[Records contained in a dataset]
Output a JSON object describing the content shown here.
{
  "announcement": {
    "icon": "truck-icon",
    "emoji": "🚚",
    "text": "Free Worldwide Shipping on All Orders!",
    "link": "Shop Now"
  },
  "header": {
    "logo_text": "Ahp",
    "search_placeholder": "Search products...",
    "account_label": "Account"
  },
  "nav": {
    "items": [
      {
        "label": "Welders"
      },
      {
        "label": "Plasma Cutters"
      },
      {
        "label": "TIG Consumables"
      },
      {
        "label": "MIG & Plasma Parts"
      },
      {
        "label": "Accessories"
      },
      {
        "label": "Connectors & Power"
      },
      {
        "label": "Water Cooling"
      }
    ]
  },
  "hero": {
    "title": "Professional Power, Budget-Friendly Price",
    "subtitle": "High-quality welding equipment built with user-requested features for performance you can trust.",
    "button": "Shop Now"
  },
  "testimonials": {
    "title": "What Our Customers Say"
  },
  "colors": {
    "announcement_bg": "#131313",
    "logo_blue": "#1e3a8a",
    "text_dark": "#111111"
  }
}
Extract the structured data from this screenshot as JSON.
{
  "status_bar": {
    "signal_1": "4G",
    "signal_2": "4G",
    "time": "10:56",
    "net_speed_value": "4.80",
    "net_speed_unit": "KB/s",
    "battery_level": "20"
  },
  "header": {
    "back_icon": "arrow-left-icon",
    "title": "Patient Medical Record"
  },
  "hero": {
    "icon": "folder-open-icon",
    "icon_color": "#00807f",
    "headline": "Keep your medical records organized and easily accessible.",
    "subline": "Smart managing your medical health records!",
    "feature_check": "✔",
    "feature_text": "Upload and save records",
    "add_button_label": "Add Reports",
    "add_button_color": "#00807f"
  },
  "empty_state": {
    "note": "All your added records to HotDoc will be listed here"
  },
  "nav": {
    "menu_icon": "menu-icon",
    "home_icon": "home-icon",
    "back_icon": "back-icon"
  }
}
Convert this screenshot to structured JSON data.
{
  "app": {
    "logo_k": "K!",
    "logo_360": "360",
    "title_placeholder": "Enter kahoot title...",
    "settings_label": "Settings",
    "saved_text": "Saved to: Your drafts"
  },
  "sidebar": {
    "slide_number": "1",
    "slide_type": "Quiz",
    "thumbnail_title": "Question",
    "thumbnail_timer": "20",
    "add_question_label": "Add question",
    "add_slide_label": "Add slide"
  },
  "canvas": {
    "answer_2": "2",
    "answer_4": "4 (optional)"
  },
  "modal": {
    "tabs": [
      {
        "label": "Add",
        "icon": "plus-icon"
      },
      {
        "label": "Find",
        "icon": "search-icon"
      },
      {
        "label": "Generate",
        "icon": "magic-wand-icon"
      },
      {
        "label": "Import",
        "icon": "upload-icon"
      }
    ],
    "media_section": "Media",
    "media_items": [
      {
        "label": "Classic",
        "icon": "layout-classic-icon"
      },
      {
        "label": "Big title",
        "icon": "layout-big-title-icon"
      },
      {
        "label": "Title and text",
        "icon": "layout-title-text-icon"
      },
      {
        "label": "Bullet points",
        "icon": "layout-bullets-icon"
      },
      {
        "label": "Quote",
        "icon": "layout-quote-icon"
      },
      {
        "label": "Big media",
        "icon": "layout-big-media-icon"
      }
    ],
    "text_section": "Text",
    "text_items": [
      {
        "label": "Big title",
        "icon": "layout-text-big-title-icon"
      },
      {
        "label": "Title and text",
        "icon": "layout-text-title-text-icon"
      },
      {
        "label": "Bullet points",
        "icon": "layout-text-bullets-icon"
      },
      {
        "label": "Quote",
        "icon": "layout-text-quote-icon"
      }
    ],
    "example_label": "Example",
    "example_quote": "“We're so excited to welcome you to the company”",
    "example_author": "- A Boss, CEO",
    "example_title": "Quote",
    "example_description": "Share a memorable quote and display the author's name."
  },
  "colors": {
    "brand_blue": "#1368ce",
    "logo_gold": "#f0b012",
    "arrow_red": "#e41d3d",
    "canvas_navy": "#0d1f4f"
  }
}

» GIVEN EXERCISE
Copy out every line of the listing that includes the string "screenshot".

» ANSWER IN FULL
Extract the structured data from this screenshot as JSON.
Convert this screenshot to structured JSON data.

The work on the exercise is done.